LISTING:
┌────────

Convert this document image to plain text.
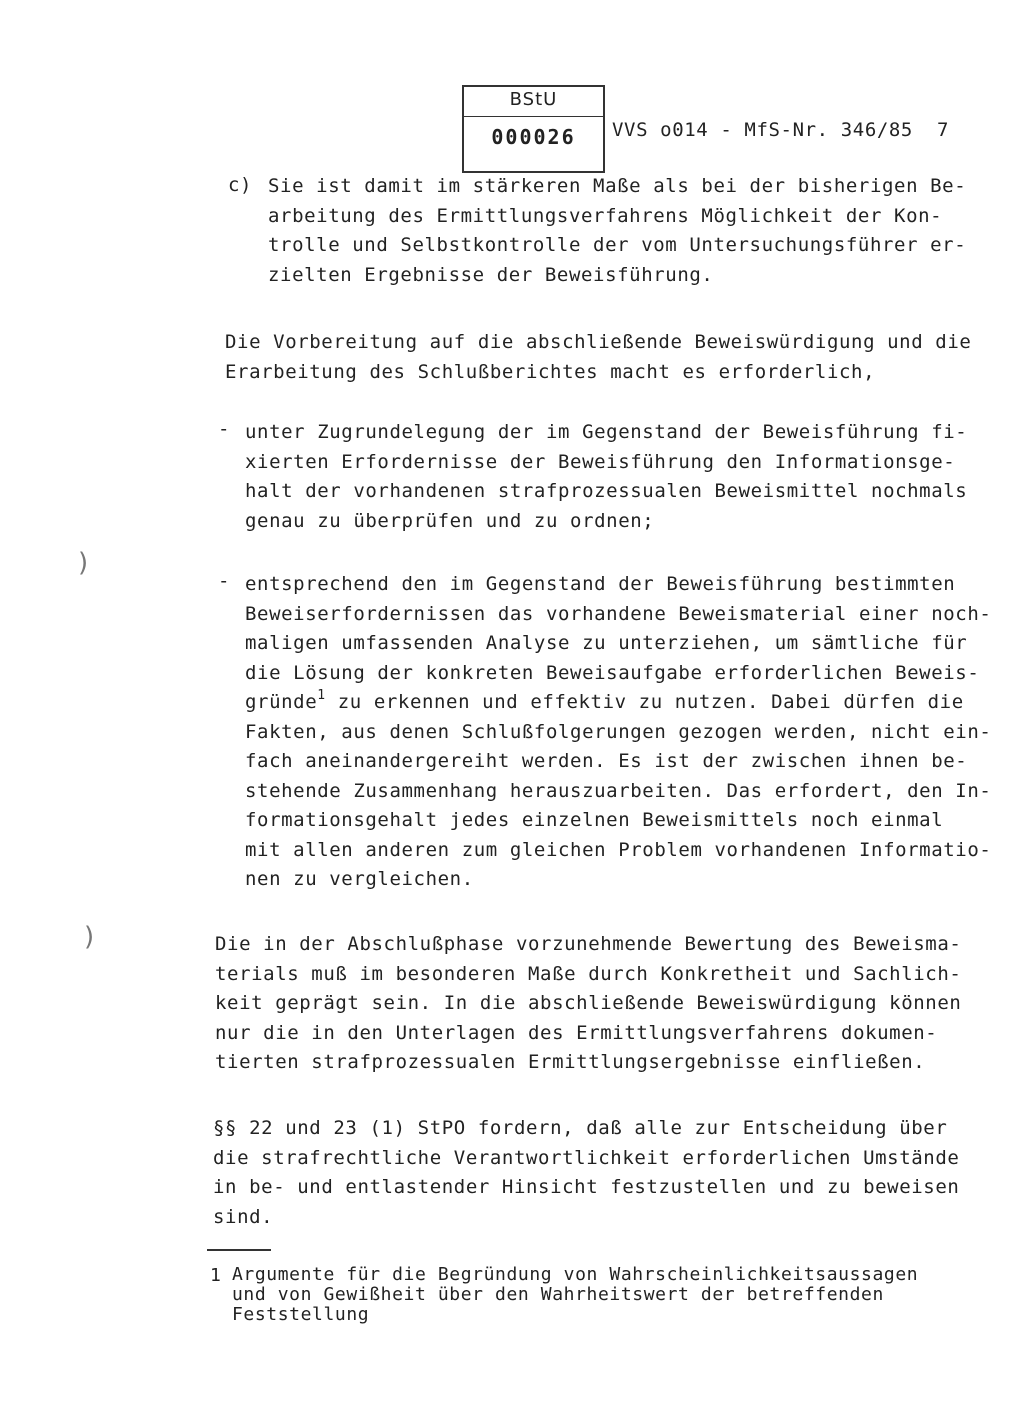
BStU
000026	VVS o014 - MfS-Nr. 346/85  7
c) Sie ist damit im stärkeren Maße als bei der bisherigen Be-
arbeitung des Ermittlungsverfahrens Möglichkeit der Kon-
trolle und Selbstkontrolle der vom Untersuchungsführer er-
zielten Ergebnisse der Beweisführung.
Die Vorbereitung auf die abschließende Beweiswürdigung und die
Erarbeitung des Schlußberichtes macht es erforderlich,
- unter Zugrundelegung der im Gegenstand der Beweisführung fi-
xierten Erfordernisse der Beweisführung den Informationsge-
halt der vorhandenen strafprozessualen Beweismittel nochmals
genau zu überprüfen und zu ordnen;
- entsprechend den im Gegenstand der Beweisführung bestimmten
Beweiserfordernissen das vorhandene Beweismaterial einer noch-
maligen umfassenden Analyse zu unterziehen, um sämtliche für
die Lösung der konkreten Beweisaufgabe erforderlichen Beweis-
gründe$^1$ zu erkennen und effektiv zu nutzen. Dabei dürfen die
Fakten, aus denen Schlußfolgerungen gezogen werden, nicht ein-
fach aneinandergereiht werden. Es ist der zwischen ihnen be-
stehende Zusammenhang herauszuarbeiten. Das erfordert, den In-
formationsgehalt jedes einzelnen Beweismittels noch einmal
mit allen anderen zum gleichen Problem vorhandenen Informatio-
nen zu vergleichen.
Die in der Abschlußphase vorzunehmende Bewertung des Beweisma-
terials muß im besonderen Maße durch Konkretheit und Sachlich-
keit geprägt sein. In die abschließende Beweiswürdigung können
nur die in den Unterlagen des Ermittlungsverfahrens dokumen-
tierten strafprozessualen Ermittlungsergebnisse einfließen.
§§ 22 und 23 (1) StPO fordern, daß alle zur Entscheidung über
die strafrechtliche Verantwortlichkeit erforderlichen Umstände
in be- und entlastender Hinsicht festzustellen und zu beweisen
sind.
1 Argumente für die Begründung von Wahrscheinlichkeitsaussagen
und von Gewißheit über den Wahrheitswert der betreffenden
Feststellung
)
)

└────────

PROBLEM STATEMENT: Pull out every line of the records that includes the string "Maße".

TASK ANSWER:
c) Sie ist damit im stärkeren Maße als bei der bisherigen Be-
terials muß im besonderen Maße durch Konkretheit und Sachlich-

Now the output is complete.